**REQUESTS**
1) In the passage on union field types below, translate this sentence into Spanish: "That's a decision we took, and we believe it's reasonable."
2) Go on with the passage on union field alignment below, starting after its last sentence.

**EXTRACT TO READ**
It is required that all the decoded fields of a union field have the
same size, that is, after aligning the union, and after decoding each
one of them, the current decoding head is at the exact same offset.
Without this requirement, you could produce some vary nasty traces.
That's a decision we took, and we believe it's reasonable.

Considering this, let's say you have the following union field type
(simplified view):

    union (alignment: 1):
      S: struct (min. alignment: 1):
        A: int (size: 8, alignment: 8)
        B: int (size: 16, alignment: 16)
      I: int (size: 32, alignment: 16)

Currently, the structure field type has an automatic alignment which
depends on the alignments of its fields (like CTF 1.8): in this case
above, S is 16-bit aligned. What we know fore sure about this union
field type is that:

1. To decode S, whatever the current decoding head is, we need to align
   it to the next multiple of 16, and then decode it: its size is always
   32 in this case: 8-bit A, 8-bit padding, 16-bit B.
2. To decode I, whatever the current decoding head is, we need to align
   it to the next multiple of 16, and then decode it: its size is always
   32.

Therefore, just by looking at this union field type, we know that,
_wherever_ it is used to decode a union field in a data stream, its
condition that the size of its fields is always the same is satisfied.

**RECORDED INFORMATION**
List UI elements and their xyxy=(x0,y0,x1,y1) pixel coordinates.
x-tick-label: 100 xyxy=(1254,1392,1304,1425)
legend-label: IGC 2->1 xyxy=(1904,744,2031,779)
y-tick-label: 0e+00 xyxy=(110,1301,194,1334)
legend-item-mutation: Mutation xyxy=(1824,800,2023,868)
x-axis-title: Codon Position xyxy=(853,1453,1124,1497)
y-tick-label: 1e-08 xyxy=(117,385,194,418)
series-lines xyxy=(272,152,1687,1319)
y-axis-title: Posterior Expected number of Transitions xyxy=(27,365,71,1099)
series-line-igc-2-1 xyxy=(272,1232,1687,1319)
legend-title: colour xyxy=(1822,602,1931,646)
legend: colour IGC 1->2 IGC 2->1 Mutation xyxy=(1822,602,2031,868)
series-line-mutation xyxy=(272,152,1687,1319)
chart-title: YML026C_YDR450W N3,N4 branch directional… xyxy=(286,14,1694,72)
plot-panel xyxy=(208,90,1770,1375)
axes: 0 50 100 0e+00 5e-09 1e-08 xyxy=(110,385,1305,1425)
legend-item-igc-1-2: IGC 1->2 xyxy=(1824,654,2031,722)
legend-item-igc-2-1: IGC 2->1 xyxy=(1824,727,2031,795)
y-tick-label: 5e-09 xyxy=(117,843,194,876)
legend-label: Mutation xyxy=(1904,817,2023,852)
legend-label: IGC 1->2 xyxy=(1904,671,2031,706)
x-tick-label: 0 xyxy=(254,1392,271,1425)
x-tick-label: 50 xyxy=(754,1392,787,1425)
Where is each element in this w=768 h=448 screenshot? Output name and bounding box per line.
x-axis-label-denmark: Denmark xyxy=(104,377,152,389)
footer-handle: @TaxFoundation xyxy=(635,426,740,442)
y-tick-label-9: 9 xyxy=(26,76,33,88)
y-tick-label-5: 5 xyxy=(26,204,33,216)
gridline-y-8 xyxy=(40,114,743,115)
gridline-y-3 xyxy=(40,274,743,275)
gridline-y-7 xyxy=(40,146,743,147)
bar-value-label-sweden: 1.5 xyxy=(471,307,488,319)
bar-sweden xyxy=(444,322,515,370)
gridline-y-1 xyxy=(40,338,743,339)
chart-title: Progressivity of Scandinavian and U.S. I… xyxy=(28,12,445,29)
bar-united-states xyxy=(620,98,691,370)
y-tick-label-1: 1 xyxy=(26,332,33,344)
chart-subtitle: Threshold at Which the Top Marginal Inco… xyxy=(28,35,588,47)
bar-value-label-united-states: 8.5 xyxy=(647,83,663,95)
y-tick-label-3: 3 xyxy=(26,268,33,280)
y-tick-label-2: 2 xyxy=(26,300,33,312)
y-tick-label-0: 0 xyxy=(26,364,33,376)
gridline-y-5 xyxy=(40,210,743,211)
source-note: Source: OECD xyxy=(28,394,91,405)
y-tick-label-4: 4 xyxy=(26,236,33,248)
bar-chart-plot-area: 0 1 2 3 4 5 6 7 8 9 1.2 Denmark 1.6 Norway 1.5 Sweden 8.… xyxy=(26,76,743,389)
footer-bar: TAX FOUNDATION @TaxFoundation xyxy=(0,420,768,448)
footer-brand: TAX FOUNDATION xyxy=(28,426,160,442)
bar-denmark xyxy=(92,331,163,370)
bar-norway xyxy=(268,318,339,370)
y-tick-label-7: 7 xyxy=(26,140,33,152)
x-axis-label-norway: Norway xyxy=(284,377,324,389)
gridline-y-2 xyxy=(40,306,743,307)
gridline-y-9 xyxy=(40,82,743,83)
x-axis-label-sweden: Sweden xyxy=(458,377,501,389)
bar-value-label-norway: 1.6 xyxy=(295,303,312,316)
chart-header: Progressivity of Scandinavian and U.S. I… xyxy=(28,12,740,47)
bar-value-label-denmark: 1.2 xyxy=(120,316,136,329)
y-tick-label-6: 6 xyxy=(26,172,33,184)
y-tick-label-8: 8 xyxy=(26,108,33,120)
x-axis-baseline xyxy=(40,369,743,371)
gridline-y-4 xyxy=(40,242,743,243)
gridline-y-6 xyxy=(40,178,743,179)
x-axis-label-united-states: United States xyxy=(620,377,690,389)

**THE RESULTS**
1) Es una decisión que tomamos y creemos que es razonable.

2)
Now, consider the same example, but this time the _effective_ alignment
of the structure field type is 1 (no implicit 16-bit alignment):

    union (alignment: 1):
      S: struct (alignment: 1):
        A: int (size: 8, alignment: 8)
        B: int (size: 16, alignment: 16)
      I: int (size: 32, alignment: 16)

If the current decoding head is at offset 0, then after decoding S, it's
at offset 32 (after decoding I too):

                  
     0: S.A        I
     8: padding    ...
    16: S.B        ...
    32: done       done


If the current decoding head is at offset 8, then after decoding S, it's
at offset 32 too, BUT after decoding I, it's at offset 48:

     8: S.A        padding
    16: S.B        I
    32: done       ...
    48:            done

Therefore the union condition is not satisfied.

Now, it could very well be that, in a given trace, all union fields with
this type are always 16-bit aligned, so the union condition is always
satisfied. But we could not know it statically, just inspecting the
metadata, as you can see. This explains the "to greatly speed up the
validation process" part: it's easier and faster to catch CTF errors at
the metadata stream level than dynamically, while reading the data
streams.

This is why we chose to keep the automatic/implicit alignment rule of
the structure field type, following this design goal.

Philippe Proulx
EfficiOS Inc.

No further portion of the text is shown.